§ Document passage:
===============

By Tammy Stables Battaglia
They won’t be with their parents this Christmas. But about 4,500 children living with foster families in Michigan will have presents under the tree, thanks to sleighs with wings and 18 wheels.
On Saturday, hundreds of volunteer elves bought, wrapped, loaded and sent off 13,521 presents as part of Operation Good Cheer. The volunteer project was created in 1971 by Constantine (Taki) Kortidis, a graphic artist who asked his Ford co-workers to pitch in to donate gifts for 66 foster children in Michigan.
“It’s great working with people who volunteer,” said 25-year UPS employee Tom Whiting, 58, of Farmington Hills, overseeing the human chains that loaded everything from bikes to dolls into the back of tractor-trailers at Oakland County International Airport in Waterford. “Look at all the smiling faces.”
This year, 266 Operation Good Cheer individuals and donor groups bought presents for 4,507 foster children, about a third of the 15,000 or so children in foster care throughout the state, said the program’s chief elf, Sharon Vichcales. She is the administrative director of the Lansing-based agency Child and Family Services of Michigan.
“It’s a population that kind of gets left out,” Vichcales said, adding that the number of volunteers has skyrocketed over the years to make sure that doesn’t happen. “I think that’s why it’s grown.”
Thick fog grounded a number of flying sleighs Saturday, after 100 pilots volunteered. More than 50 Penske, Meijer and other trucks and 30 flights crisscrossed Michigan to 18 airports across the state — some making multiple trips at their own expense.
The gifts are picked up at the airports by volunteers from 51 local social service agencies. Caseworkers then deliver the packages to each foster home, for children who experienced abuse, neglect, homelessness, parents with drug addiction or other issues.
“Operation Good Cheer really fills a huge void,” said Jim Paparella, executive director of Child and Family Charities based in Lansing, which serves about 125 children in foster care in 95 foster family homes in mid-Michigan.
“What a great Christmas for these kids,” he said. “I would say that these children probably had some pretty bad Christmases, considering where they came from.”
Pilot Bob Rivard, 53, of West Bloomfield and his University of Michigan college friend Steve McGarry, 53, of Rochester Hills, who also is a pilot, packed presents into the back of Rivard’s Piper Saratoga to make the 350-mile round-trip to Muskegon.

===============

§ Data shown:
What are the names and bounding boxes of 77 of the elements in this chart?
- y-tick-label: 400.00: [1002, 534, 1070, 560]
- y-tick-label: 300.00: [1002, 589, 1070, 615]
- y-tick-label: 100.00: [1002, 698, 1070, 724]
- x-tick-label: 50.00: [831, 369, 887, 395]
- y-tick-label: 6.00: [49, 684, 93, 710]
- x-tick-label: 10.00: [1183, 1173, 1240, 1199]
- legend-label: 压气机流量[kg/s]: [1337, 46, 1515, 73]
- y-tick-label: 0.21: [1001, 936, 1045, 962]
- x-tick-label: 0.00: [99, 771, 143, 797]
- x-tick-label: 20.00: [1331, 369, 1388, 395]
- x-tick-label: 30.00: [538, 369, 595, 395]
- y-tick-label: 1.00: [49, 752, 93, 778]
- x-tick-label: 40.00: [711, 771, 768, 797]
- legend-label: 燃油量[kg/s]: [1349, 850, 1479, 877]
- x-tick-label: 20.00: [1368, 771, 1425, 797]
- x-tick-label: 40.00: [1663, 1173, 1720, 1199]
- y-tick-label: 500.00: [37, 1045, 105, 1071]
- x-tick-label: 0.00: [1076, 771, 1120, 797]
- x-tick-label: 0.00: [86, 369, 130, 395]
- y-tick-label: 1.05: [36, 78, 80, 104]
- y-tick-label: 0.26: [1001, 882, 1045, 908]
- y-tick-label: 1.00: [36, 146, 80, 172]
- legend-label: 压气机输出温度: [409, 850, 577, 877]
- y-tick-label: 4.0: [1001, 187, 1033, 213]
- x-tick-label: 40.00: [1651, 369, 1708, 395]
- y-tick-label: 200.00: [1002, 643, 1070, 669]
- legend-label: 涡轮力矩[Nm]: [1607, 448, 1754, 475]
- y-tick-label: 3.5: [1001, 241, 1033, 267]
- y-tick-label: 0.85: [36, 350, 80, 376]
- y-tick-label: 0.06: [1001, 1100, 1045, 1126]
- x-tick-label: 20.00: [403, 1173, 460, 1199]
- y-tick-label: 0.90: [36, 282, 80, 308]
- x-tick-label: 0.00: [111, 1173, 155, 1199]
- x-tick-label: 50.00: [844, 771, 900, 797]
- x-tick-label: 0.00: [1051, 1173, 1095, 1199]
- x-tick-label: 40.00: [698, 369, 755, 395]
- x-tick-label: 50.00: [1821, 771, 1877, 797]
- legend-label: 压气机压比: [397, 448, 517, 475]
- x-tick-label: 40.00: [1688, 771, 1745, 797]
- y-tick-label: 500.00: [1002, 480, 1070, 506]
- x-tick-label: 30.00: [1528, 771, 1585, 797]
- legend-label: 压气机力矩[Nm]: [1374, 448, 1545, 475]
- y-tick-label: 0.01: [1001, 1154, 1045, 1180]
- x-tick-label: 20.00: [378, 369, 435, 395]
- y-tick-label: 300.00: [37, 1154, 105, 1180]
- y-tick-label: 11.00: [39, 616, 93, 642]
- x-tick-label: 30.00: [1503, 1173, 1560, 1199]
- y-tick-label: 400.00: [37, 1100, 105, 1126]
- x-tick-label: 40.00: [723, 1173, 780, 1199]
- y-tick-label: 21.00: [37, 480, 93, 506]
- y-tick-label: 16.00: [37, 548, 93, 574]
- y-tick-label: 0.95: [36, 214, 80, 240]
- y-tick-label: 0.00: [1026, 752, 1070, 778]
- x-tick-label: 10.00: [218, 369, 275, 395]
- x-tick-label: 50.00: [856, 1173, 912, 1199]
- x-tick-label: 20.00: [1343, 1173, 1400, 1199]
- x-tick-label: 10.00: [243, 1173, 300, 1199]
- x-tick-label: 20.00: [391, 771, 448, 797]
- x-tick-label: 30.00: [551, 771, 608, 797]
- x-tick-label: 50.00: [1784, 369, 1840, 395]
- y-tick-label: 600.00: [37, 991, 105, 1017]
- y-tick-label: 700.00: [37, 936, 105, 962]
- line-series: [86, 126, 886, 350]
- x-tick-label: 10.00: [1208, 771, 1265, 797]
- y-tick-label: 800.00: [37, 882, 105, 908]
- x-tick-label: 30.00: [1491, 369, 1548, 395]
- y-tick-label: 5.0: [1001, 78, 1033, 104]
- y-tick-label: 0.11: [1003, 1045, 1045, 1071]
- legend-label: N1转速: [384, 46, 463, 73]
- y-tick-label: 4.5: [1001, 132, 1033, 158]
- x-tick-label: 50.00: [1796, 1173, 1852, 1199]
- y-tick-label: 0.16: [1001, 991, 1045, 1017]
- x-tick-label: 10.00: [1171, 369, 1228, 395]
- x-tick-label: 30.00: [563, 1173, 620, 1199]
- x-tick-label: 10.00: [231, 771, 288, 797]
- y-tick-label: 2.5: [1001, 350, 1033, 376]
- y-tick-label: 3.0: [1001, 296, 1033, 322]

===============

§ Job:
Using the Operation Good Cheer article, answer these:
(a) In what year was the project created, and for how many foster children were gifts first donated?
(b) How many individuals and donor groups bought presents this year?
(c) Volunteers from how many local social service agencies pick up the gifts at the airports?

§ Result:
(a) 1971, for 66 foster children.
(b) 266.
(c) 51.